— Exercise —
For the data below, work out how many lines include the string "operations" and report only the number.

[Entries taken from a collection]
━━━━
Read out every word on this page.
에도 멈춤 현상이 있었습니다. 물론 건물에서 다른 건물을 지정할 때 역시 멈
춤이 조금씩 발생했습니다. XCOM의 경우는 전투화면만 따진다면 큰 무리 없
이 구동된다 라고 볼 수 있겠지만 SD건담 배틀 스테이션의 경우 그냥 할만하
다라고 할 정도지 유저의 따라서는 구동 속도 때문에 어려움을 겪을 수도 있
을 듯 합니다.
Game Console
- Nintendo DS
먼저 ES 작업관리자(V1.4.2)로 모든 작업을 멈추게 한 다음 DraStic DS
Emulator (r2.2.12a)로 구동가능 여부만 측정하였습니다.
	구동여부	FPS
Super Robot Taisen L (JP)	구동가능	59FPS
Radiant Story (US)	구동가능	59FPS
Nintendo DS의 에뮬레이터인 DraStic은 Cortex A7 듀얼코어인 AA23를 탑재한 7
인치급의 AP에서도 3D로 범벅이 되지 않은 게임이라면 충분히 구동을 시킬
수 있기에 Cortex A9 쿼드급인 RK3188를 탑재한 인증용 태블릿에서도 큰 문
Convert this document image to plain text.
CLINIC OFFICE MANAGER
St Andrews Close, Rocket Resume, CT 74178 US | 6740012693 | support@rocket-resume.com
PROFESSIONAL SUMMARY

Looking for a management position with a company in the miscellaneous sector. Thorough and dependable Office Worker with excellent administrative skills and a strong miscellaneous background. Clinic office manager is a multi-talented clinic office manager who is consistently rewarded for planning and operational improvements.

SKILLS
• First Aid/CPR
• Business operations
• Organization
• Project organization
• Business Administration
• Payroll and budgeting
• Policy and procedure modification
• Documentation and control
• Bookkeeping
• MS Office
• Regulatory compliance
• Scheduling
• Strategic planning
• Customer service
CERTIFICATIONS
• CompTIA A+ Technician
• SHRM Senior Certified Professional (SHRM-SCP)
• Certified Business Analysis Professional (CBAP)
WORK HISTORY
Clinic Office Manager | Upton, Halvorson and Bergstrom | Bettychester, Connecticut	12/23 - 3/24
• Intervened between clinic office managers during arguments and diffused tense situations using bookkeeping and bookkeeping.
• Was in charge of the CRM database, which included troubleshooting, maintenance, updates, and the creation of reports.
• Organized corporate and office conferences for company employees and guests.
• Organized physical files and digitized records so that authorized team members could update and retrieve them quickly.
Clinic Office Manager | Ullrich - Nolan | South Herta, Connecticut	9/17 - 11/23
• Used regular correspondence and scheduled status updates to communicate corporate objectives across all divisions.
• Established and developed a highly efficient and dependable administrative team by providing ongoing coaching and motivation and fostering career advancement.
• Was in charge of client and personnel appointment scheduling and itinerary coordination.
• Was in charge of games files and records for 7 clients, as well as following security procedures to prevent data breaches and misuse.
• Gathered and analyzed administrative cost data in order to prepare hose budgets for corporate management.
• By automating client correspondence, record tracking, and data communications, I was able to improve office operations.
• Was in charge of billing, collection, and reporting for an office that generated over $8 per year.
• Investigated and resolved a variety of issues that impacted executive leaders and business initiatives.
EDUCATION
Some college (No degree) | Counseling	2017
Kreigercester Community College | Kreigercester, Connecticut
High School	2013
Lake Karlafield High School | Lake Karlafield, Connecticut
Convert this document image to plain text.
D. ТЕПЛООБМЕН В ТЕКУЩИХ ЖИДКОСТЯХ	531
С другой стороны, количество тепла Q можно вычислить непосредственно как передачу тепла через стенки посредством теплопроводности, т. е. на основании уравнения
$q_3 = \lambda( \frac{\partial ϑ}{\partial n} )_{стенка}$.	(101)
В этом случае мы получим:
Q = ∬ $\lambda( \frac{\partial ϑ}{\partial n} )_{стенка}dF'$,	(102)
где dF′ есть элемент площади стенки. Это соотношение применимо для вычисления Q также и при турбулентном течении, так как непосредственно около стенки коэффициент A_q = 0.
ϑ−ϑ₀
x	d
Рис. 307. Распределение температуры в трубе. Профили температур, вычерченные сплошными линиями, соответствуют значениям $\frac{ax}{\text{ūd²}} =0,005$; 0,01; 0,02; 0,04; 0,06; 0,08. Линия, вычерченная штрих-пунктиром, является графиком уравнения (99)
━━━━
— Response below —
2